━━ Records to process ━━
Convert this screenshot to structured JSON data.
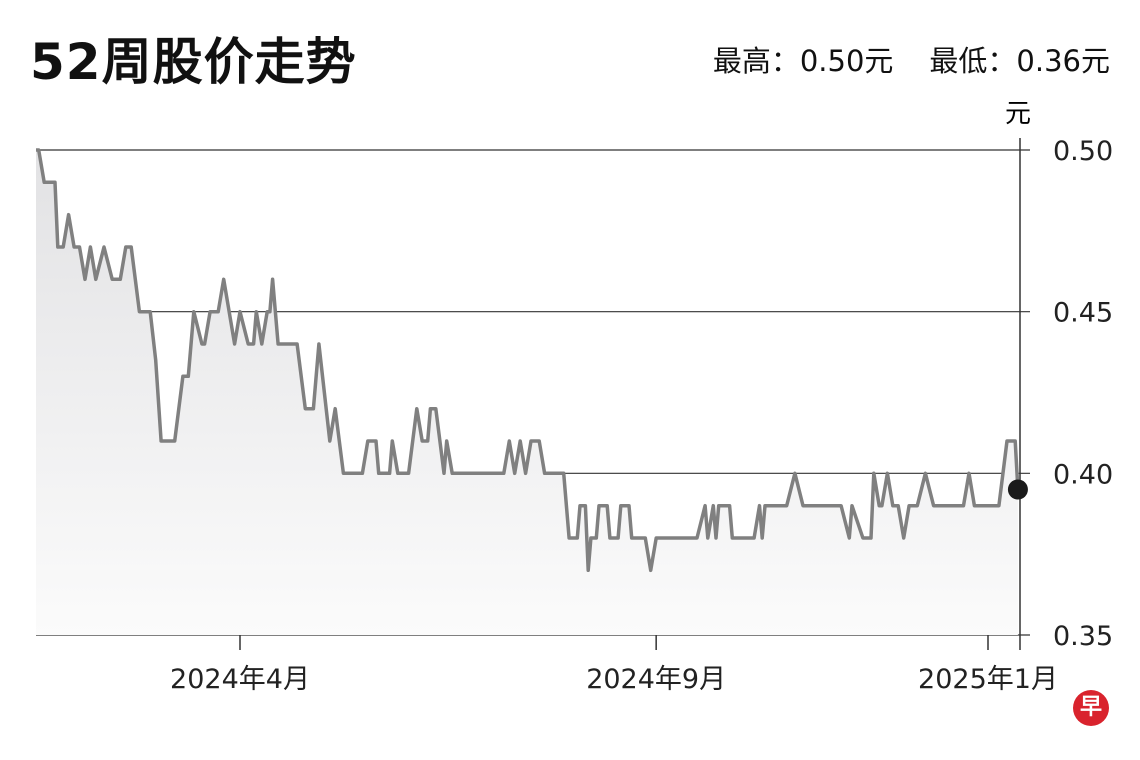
{
  "header": {
    "title": "52周股价走势",
    "high_label": "最高：0.50元",
    "low_label": "最低：0.36元"
  },
  "logo": {
    "text": "早",
    "color": "#d9232d"
  },
  "chart_data": {
    "type": "area",
    "title": "52周股价走势",
    "ylabel": "元",
    "ylim": [
      0.35,
      0.5
    ],
    "yticks": [
      0.5,
      0.45,
      0.4,
      0.35
    ],
    "ytick_labels": [
      "0.50",
      "0.45",
      "0.40",
      "0.35"
    ],
    "xticks": [
      "2024-04-01",
      "2024-09-01",
      "2025-01-01"
    ],
    "xtick_labels": [
      "2024年4月",
      "2024年9月",
      "2025年1月"
    ],
    "y_axis_side": "right",
    "grid": true,
    "line_color": "#808080",
    "last_point_marker": true,
    "points": [
      [
        "2024-01-17",
        0.5
      ],
      [
        "2024-01-18",
        0.5
      ],
      [
        "2024-01-20",
        0.49
      ],
      [
        "2024-01-24",
        0.49
      ],
      [
        "2024-01-25",
        0.47
      ],
      [
        "2024-01-27",
        0.47
      ],
      [
        "2024-01-29",
        0.48
      ],
      [
        "2024-01-31",
        0.47
      ],
      [
        "2024-02-02",
        0.47
      ],
      [
        "2024-02-04",
        0.46
      ],
      [
        "2024-02-06",
        0.47
      ],
      [
        "2024-02-08",
        0.46
      ],
      [
        "2024-02-11",
        0.47
      ],
      [
        "2024-02-14",
        0.46
      ],
      [
        "2024-02-17",
        0.46
      ],
      [
        "2024-02-19",
        0.47
      ],
      [
        "2024-02-21",
        0.47
      ],
      [
        "2024-02-24",
        0.45
      ],
      [
        "2024-02-28",
        0.45
      ],
      [
        "2024-03-01",
        0.435
      ],
      [
        "2024-03-03",
        0.41
      ],
      [
        "2024-03-08",
        0.41
      ],
      [
        "2024-03-11",
        0.43
      ],
      [
        "2024-03-13",
        0.43
      ],
      [
        "2024-03-15",
        0.45
      ],
      [
        "2024-03-18",
        0.44
      ],
      [
        "2024-03-19",
        0.44
      ],
      [
        "2024-03-21",
        0.45
      ],
      [
        "2024-03-24",
        0.45
      ],
      [
        "2024-03-26",
        0.46
      ],
      [
        "2024-03-30",
        0.44
      ],
      [
        "2024-04-01",
        0.45
      ],
      [
        "2024-04-04",
        0.44
      ],
      [
        "2024-04-06",
        0.44
      ],
      [
        "2024-04-07",
        0.45
      ],
      [
        "2024-04-09",
        0.44
      ],
      [
        "2024-04-11",
        0.45
      ],
      [
        "2024-04-12",
        0.45
      ],
      [
        "2024-04-13",
        0.46
      ],
      [
        "2024-04-15",
        0.44
      ],
      [
        "2024-04-22",
        0.44
      ],
      [
        "2024-04-25",
        0.42
      ],
      [
        "2024-04-28",
        0.42
      ],
      [
        "2024-04-30",
        0.44
      ],
      [
        "2024-05-04",
        0.41
      ],
      [
        "2024-05-06",
        0.42
      ],
      [
        "2024-05-09",
        0.4
      ],
      [
        "2024-05-16",
        0.4
      ],
      [
        "2024-05-18",
        0.41
      ],
      [
        "2024-05-21",
        0.41
      ],
      [
        "2024-05-22",
        0.4
      ],
      [
        "2024-05-26",
        0.4
      ],
      [
        "2024-05-27",
        0.41
      ],
      [
        "2024-05-29",
        0.4
      ],
      [
        "2024-06-02",
        0.4
      ],
      [
        "2024-06-05",
        0.42
      ],
      [
        "2024-06-07",
        0.41
      ],
      [
        "2024-06-09",
        0.41
      ],
      [
        "2024-06-10",
        0.42
      ],
      [
        "2024-06-12",
        0.42
      ],
      [
        "2024-06-15",
        0.4
      ],
      [
        "2024-06-16",
        0.41
      ],
      [
        "2024-06-18",
        0.4
      ],
      [
        "2024-07-07",
        0.4
      ],
      [
        "2024-07-09",
        0.41
      ],
      [
        "2024-07-11",
        0.4
      ],
      [
        "2024-07-13",
        0.41
      ],
      [
        "2024-07-15",
        0.4
      ],
      [
        "2024-07-17",
        0.41
      ],
      [
        "2024-07-20",
        0.41
      ],
      [
        "2024-07-22",
        0.4
      ],
      [
        "2024-07-29",
        0.4
      ],
      [
        "2024-07-31",
        0.38
      ],
      [
        "2024-08-03",
        0.38
      ],
      [
        "2024-08-04",
        0.39
      ],
      [
        "2024-08-06",
        0.39
      ],
      [
        "2024-08-07",
        0.37
      ],
      [
        "2024-08-08",
        0.38
      ],
      [
        "2024-08-10",
        0.38
      ],
      [
        "2024-08-11",
        0.39
      ],
      [
        "2024-08-14",
        0.39
      ],
      [
        "2024-08-15",
        0.38
      ],
      [
        "2024-08-18",
        0.38
      ],
      [
        "2024-08-19",
        0.39
      ],
      [
        "2024-08-22",
        0.39
      ],
      [
        "2024-08-23",
        0.38
      ],
      [
        "2024-08-28",
        0.38
      ],
      [
        "2024-08-30",
        0.37
      ],
      [
        "2024-09-01",
        0.38
      ],
      [
        "2024-09-16",
        0.38
      ],
      [
        "2024-09-19",
        0.39
      ],
      [
        "2024-09-20",
        0.38
      ],
      [
        "2024-09-22",
        0.39
      ],
      [
        "2024-09-23",
        0.38
      ],
      [
        "2024-09-24",
        0.39
      ],
      [
        "2024-09-28",
        0.39
      ],
      [
        "2024-09-29",
        0.38
      ],
      [
        "2024-10-07",
        0.38
      ],
      [
        "2024-10-09",
        0.39
      ],
      [
        "2024-10-10",
        0.38
      ],
      [
        "2024-10-11",
        0.39
      ],
      [
        "2024-10-19",
        0.39
      ],
      [
        "2024-10-22",
        0.4
      ],
      [
        "2024-10-25",
        0.39
      ],
      [
        "2024-11-08",
        0.39
      ],
      [
        "2024-11-11",
        0.38
      ],
      [
        "2024-11-12",
        0.39
      ],
      [
        "2024-11-16",
        0.38
      ],
      [
        "2024-11-19",
        0.38
      ],
      [
        "2024-11-20",
        0.4
      ],
      [
        "2024-11-22",
        0.39
      ],
      [
        "2024-11-23",
        0.39
      ],
      [
        "2024-11-25",
        0.4
      ],
      [
        "2024-11-27",
        0.39
      ],
      [
        "2024-11-29",
        0.39
      ],
      [
        "2024-12-01",
        0.38
      ],
      [
        "2024-12-03",
        0.39
      ],
      [
        "2024-12-06",
        0.39
      ],
      [
        "2024-12-09",
        0.4
      ],
      [
        "2024-12-12",
        0.39
      ],
      [
        "2024-12-23",
        0.39
      ],
      [
        "2024-12-25",
        0.4
      ],
      [
        "2024-12-27",
        0.39
      ],
      [
        "2025-01-05",
        0.39
      ],
      [
        "2025-01-08",
        0.41
      ],
      [
        "2025-01-11",
        0.41
      ],
      [
        "2025-01-12",
        0.395
      ]
    ]
  }
}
━━━
Stated problem: Write out all the records again, exactly, minus any pictures.

Output below:
Convert this screenshot to structured JSON data.
{
  "header": {
    "title": "52周股价走势",
    "high_label": "最高：0.50元",
    "low_label": "最低：0.36元"
  },
  "logo": {
    "text": "早",
    "color": "#d9232d"
  },
  "chart_data": {
    "type": "area",
    "title": "52周股价走势",
    "ylabel": "元",
    "ylim": [
      0.35,
      0.5
    ],
    "yticks": [
      0.5,
      0.45,
      0.4,
      0.35
    ],
    "ytick_labels": [
      "0.50",
      "0.45",
      "0.40",
      "0.35"
    ],
    "xticks": [
      "2024-04-01",
      "2024-09-01",
      "2025-01-01"
    ],
    "xtick_labels": [
      "2024年4月",
      "2024年9月",
      "2025年1月"
    ],
    "y_axis_side": "right",
    "grid": true,
    "line_color": "#808080",
    "last_point_marker": true,
    "points": [
      [
        "2024-01-17",
        0.5
      ],
      [
        "2024-01-18",
        0.5
      ],
      [
        "2024-01-20",
        0.49
      ],
      [
        "2024-01-24",
        0.49
      ],
      [
        "2024-01-25",
        0.47
      ],
      [
        "2024-01-27",
        0.47
      ],
      [
        "2024-01-29",
        0.48
      ],
      [
        "2024-01-31",
        0.47
      ],
      [
        "2024-02-02",
        0.47
      ],
      [
        "2024-02-04",
        0.46
      ],
      [
        "2024-02-06",
        0.47
      ],
      [
        "2024-02-08",
        0.46
      ],
      [
        "2024-02-11",
        0.47
      ],
      [
        "2024-02-14",
        0.46
      ],
      [
        "2024-02-17",
        0.46
      ],
      [
        "2024-02-19",
        0.47
      ],
      [
        "2024-02-21",
        0.47
      ],
      [
        "2024-02-24",
        0.45
      ],
      [
        "2024-02-28",
        0.45
      ],
      [
        "2024-03-01",
        0.435
      ],
      [
        "2024-03-03",
        0.41
      ],
      [
        "2024-03-08",
        0.41
      ],
      [
        "2024-03-11",
        0.43
      ],
      [
        "2024-03-13",
        0.43
      ],
      [
        "2024-03-15",
        0.45
      ],
      [
        "2024-03-18",
        0.44
      ],
      [
        "2024-03-19",
        0.44
      ],
      [
        "2024-03-21",
        0.45
      ],
      [
        "2024-03-24",
        0.45
      ],
      [
        "2024-03-26",
        0.46
      ],
      [
        "2024-03-30",
        0.44
      ],
      [
        "2024-04-01",
        0.45
      ],
      [
        "2024-04-04",
        0.44
      ],
      [
        "2024-04-06",
        0.44
      ],
      [
        "2024-04-07",
        0.45
      ],
      [
        "2024-04-09",
        0.44
      ],
      [
        "2024-04-11",
        0.45
      ],
      [
        "2024-04-12",
        0.45
      ],
      [
        "2024-04-13",
        0.46
      ],
      [
        "2024-04-15",
        0.44
      ],
      [
        "2024-04-22",
        0.44
      ],
      [
        "2024-04-25",
        0.42
      ],
      [
        "2024-04-28",
        0.42
      ],
      [
        "2024-04-30",
        0.44
      ],
      [
        "2024-05-04",
        0.41
      ],
      [
        "2024-05-06",
        0.42
      ],
      [
        "2024-05-09",
        0.4
      ],
      [
        "2024-05-16",
        0.4
      ],
      [
        "2024-05-18",
        0.41
      ],
      [
        "2024-05-21",
        0.41
      ],
      [
        "2024-05-22",
        0.4
      ],
      [
        "2024-05-26",
        0.4
      ],
      [
        "2024-05-27",
        0.41
      ],
      [
        "2024-05-29",
        0.4
      ],
      [
        "2024-06-02",
        0.4
      ],
      [
        "2024-06-05",
        0.42
      ],
      [
        "2024-06-07",
        0.41
      ],
      [
        "2024-06-09",
        0.41
      ],
      [
        "2024-06-10",
        0.42
      ],
      [
        "2024-06-12",
        0.42
      ],
      [
        "2024-06-15",
        0.4
      ],
      [
        "2024-06-16",
        0.41
      ],
      [
        "2024-06-18",
        0.4
      ],
      [
        "2024-07-07",
        0.4
      ],
      [
        "2024-07-09",
        0.41
      ],
      [
        "2024-07-11",
        0.4
      ],
      [
        "2024-07-13",
        0.41
      ],
      [
        "2024-07-15",
        0.4
      ],
      [
        "2024-07-17",
        0.41
      ],
      [
        "2024-07-20",
        0.41
      ],
      [
        "2024-07-22",
        0.4
      ],
      [
        "2024-07-29",
        0.4
      ],
      [
        "2024-07-31",
        0.38
      ],
      [
        "2024-08-03",
        0.38
      ],
      [
        "2024-08-04",
        0.39
      ],
      [
        "2024-08-06",
        0.39
      ],
      [
        "2024-08-07",
        0.37
      ],
      [
        "2024-08-08",
        0.38
      ],
      [
        "2024-08-10",
        0.38
      ],
      [
        "2024-08-11",
        0.39
      ],
      [
        "2024-08-14",
        0.39
      ],
      [
        "2024-08-15",
        0.38
      ],
      [
        "2024-08-18",
        0.38
      ],
      [
        "2024-08-19",
        0.39
      ],
      [
        "2024-08-22",
        0.39
      ],
      [
        "2024-08-23",
        0.38
      ],
      [
        "2024-08-28",
        0.38
      ],
      [
        "2024-08-30",
        0.37
      ],
      [
        "2024-09-01",
        0.38
      ],
      [
        "2024-09-16",
        0.38
      ],
      [
        "2024-09-19",
        0.39
      ],
      [
        "2024-09-20",
        0.38
      ],
      [
        "2024-09-22",
        0.39
      ],
      [
        "2024-09-23",
        0.38
      ],
      [
        "2024-09-24",
        0.39
      ],
      [
        "2024-09-28",
        0.39
      ],
      [
        "2024-09-29",
        0.38
      ],
      [
        "2024-10-07",
        0.38
      ],
      [
        "2024-10-09",
        0.39
      ],
      [
        "2024-10-10",
        0.38
      ],
      [
        "2024-10-11",
        0.39
      ],
      [
        "2024-10-19",
        0.39
      ],
      [
        "2024-10-22",
        0.4
      ],
      [
        "2024-10-25",
        0.39
      ],
      [
        "2024-11-08",
        0.39
      ],
      [
        "2024-11-11",
        0.38
      ],
      [
        "2024-11-12",
        0.39
      ],
      [
        "2024-11-16",
        0.38
      ],
      [
        "2024-11-19",
        0.38
      ],
      [
        "2024-11-20",
        0.4
      ],
      [
        "2024-11-22",
        0.39
      ],
      [
        "2024-11-23",
        0.39
      ],
      [
        "2024-11-25",
        0.4
      ],
      [
        "2024-11-27",
        0.39
      ],
      [
        "2024-11-29",
        0.39
      ],
      [
        "2024-12-01",
        0.38
      ],
      [
        "2024-12-03",
        0.39
      ],
      [
        "2024-12-06",
        0.39
      ],
      [
        "2024-12-09",
        0.4
      ],
      [
        "2024-12-12",
        0.39
      ],
      [
        "2024-12-23",
        0.39
      ],
      [
        "2024-12-25",
        0.4
      ],
      [
        "2024-12-27",
        0.39
      ],
      [
        "2025-01-05",
        0.39
      ],
      [
        "2025-01-08",
        0.41
      ],
      [
        "2025-01-11",
        0.41
      ],
      [
        "2025-01-12",
        0.395
      ]
    ]
  }
}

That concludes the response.